MATERIAL PROVIDED:
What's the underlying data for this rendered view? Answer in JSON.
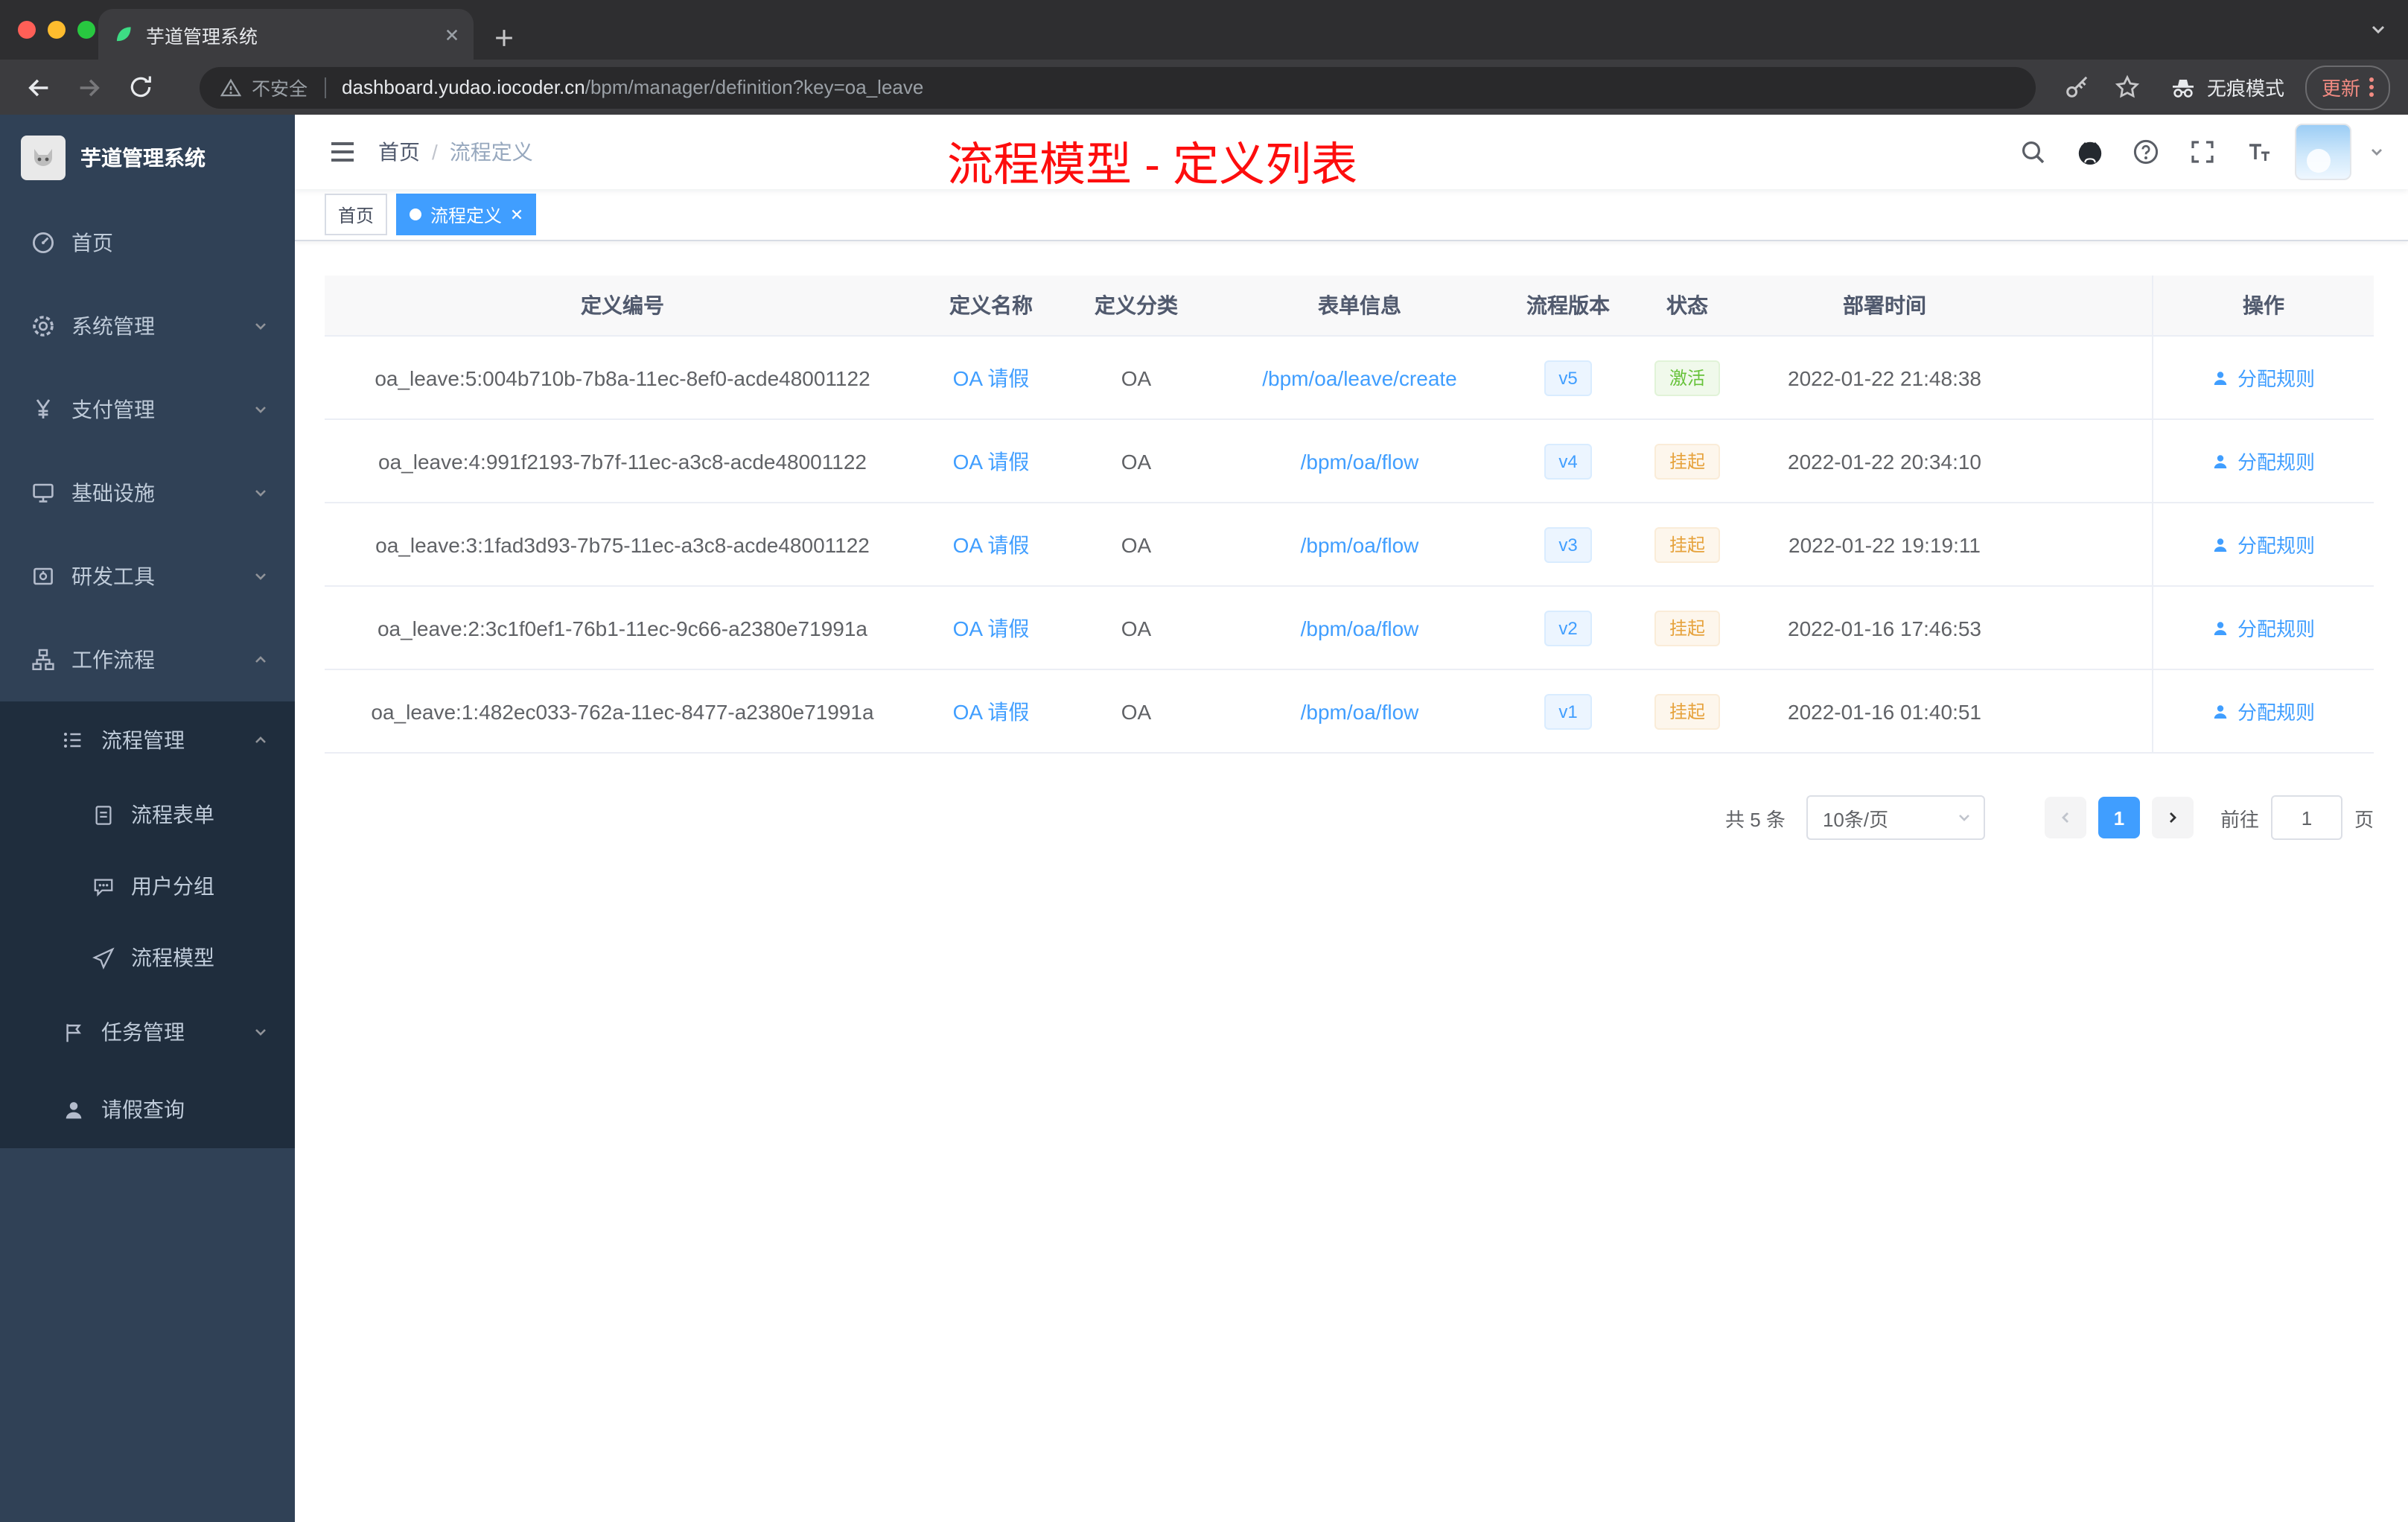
{
  "browser": {
    "tab_title": "芋道管理系统",
    "security_label": "不安全",
    "url_host": "dashboard.yudao.iocoder.cn",
    "url_path": "/bpm/manager/definition?key=oa_leave",
    "incognito_label": "无痕模式",
    "update_label": "更新"
  },
  "sidebar": {
    "app_title": "芋道管理系统",
    "items": [
      {
        "label": "首页",
        "icon": "dashboard-icon"
      },
      {
        "label": "系统管理",
        "icon": "gear-icon"
      },
      {
        "label": "支付管理",
        "icon": "yen-icon"
      },
      {
        "label": "基础设施",
        "icon": "monitor-icon"
      },
      {
        "label": "研发工具",
        "icon": "toolbox-icon"
      },
      {
        "label": "工作流程",
        "icon": "workflow-icon"
      },
      {
        "label": "流程管理",
        "icon": "list-icon"
      },
      {
        "label": "流程表单",
        "icon": "document-icon"
      },
      {
        "label": "用户分组",
        "icon": "user-group-icon"
      },
      {
        "label": "流程模型",
        "icon": "paper-plane-icon"
      },
      {
        "label": "任务管理",
        "icon": "flag-icon"
      },
      {
        "label": "请假查询",
        "icon": "person-icon"
      }
    ]
  },
  "header": {
    "breadcrumb_home": "首页",
    "breadcrumb_current": "流程定义",
    "annotation": "流程模型 - 定义列表"
  },
  "tags": {
    "home": "首页",
    "active": "流程定义"
  },
  "table": {
    "headers": [
      "定义编号",
      "定义名称",
      "定义分类",
      "表单信息",
      "流程版本",
      "状态",
      "部署时间",
      "操作"
    ],
    "action_label": "分配规则",
    "rows": [
      {
        "id": "oa_leave:5:004b710b-7b8a-11ec-8ef0-acde48001122",
        "name": "OA 请假",
        "category": "OA",
        "form": "/bpm/oa/leave/create",
        "version": "v5",
        "status": "激活",
        "status_type": "success",
        "time": "2022-01-22 21:48:38"
      },
      {
        "id": "oa_leave:4:991f2193-7b7f-11ec-a3c8-acde48001122",
        "name": "OA 请假",
        "category": "OA",
        "form": "/bpm/oa/flow",
        "version": "v4",
        "status": "挂起",
        "status_type": "warning",
        "time": "2022-01-22 20:34:10"
      },
      {
        "id": "oa_leave:3:1fad3d93-7b75-11ec-a3c8-acde48001122",
        "name": "OA 请假",
        "category": "OA",
        "form": "/bpm/oa/flow",
        "version": "v3",
        "status": "挂起",
        "status_type": "warning",
        "time": "2022-01-22 19:19:11"
      },
      {
        "id": "oa_leave:2:3c1f0ef1-76b1-11ec-9c66-a2380e71991a",
        "name": "OA 请假",
        "category": "OA",
        "form": "/bpm/oa/flow",
        "version": "v2",
        "status": "挂起",
        "status_type": "warning",
        "time": "2022-01-16 17:46:53"
      },
      {
        "id": "oa_leave:1:482ec033-762a-11ec-8477-a2380e71991a",
        "name": "OA 请假",
        "category": "OA",
        "form": "/bpm/oa/flow",
        "version": "v1",
        "status": "挂起",
        "status_type": "warning",
        "time": "2022-01-16 01:40:51"
      }
    ]
  },
  "pagination": {
    "total": "共 5 条",
    "page_size": "10条/页",
    "current_page": "1",
    "goto_label": "前往",
    "goto_value": "1",
    "goto_unit": "页"
  },
  "colors": {
    "primary": "#409eff",
    "success": "#67c23a",
    "warning": "#e6a23c",
    "annotation_red": "#fd0d0d",
    "sidebar_bg": "#304156",
    "submenu_bg": "#1f2d3d"
  }
}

WHAT YOU SHOULD DO: Copy every line from the entries that contains the word "success".

EXERCISE RESULT:
        "status_type": "success",
    "success": "#67c23a",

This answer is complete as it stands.